**TASK DESCRIPTION:** In the passage about Gwendolyn below, reproduce word for word the stretch that starts at the words "When we become" and stops after "Instagram and Pinterest.".

**SOURCE EXCERPT:**
When we become lost from our selves, we often need someone like Gwendolyn’s sister, Megan, to ask us: “What’s your plan? Are you going back there?” We all want to have someone in our life that we can tell as Gwendolyn does, “You’re like an island of sanity in the craziest day I’ve ever had.” It is possible we have those people already if we would only be honest with them about how we feel and what we need. Most of us keep our wounds and concerns a secret only sharing what we think looks “So Perfect” to the constant measuring up on Instagram and Pinterest.

When one character with a cane walks on a floor above Gwendolyn with a sliding sound, she muses, “It’s strange to think of carrying your damage on the outside where everyone can see it.” What if we shared our fears and foibles on Facebook and not just our fairytales that come true? Carrie, a character who is a fan of Gwendolyn on television but becomes a true friend in the story, shares, “The biggest thing I’ve learned over the course of this year is that life is one big surprise after another, and maybe I should loosen up and try my best to roll with it.” As I walked the parade on Saturday standing in between the two wonderful women who were my college roommates, I realized that I am so lucky in both an “as is” and “so perfect” way to have walked this road surrounded by people who know what I look life in real life and want to be friends anyway! Whether there are tears of joy or sadness, they have always run to my side, whenever I am ready to share this rollercoaster of life.

**PROVIDED MATERIAL:**
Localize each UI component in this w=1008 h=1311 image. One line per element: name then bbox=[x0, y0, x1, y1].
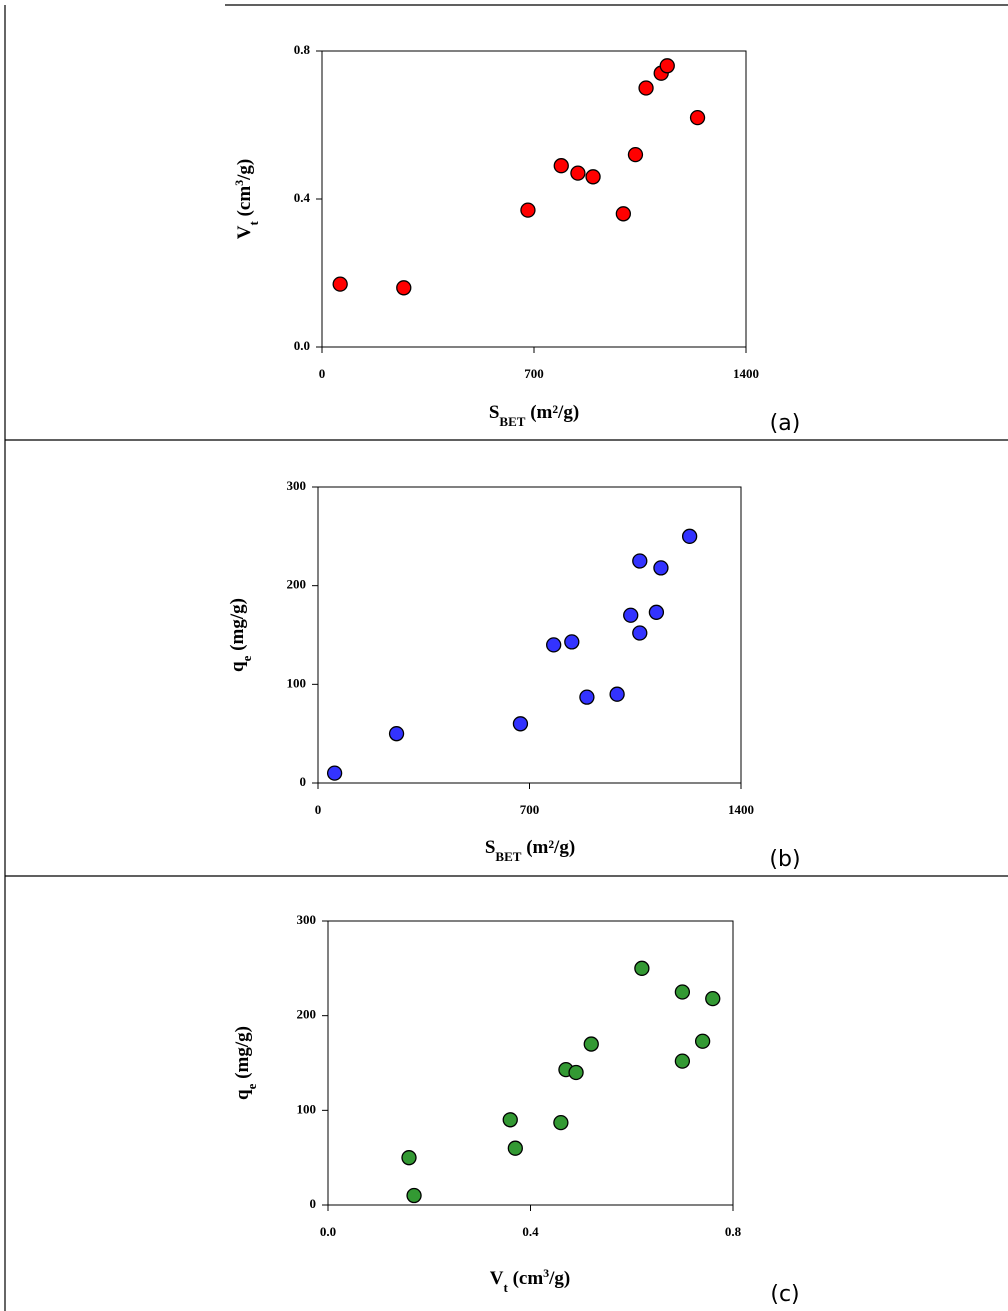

**RESULT BELOW:**
When we become lost from our selves, we often need someone like Gwendolyn’s sister, Megan, to ask us: “What’s your plan? Are you going back there?” We all want to have someone in our life that we can tell as Gwendolyn does, “You’re like an island of sanity in the craziest day I’ve ever had.” It is possible we have those people already if we would only be honest with them about how we feel and what we need. Most of us keep our wounds and concerns a secret only sharing what we think looks “So Perfect” to the constant measuring up on Instagram and Pinterest.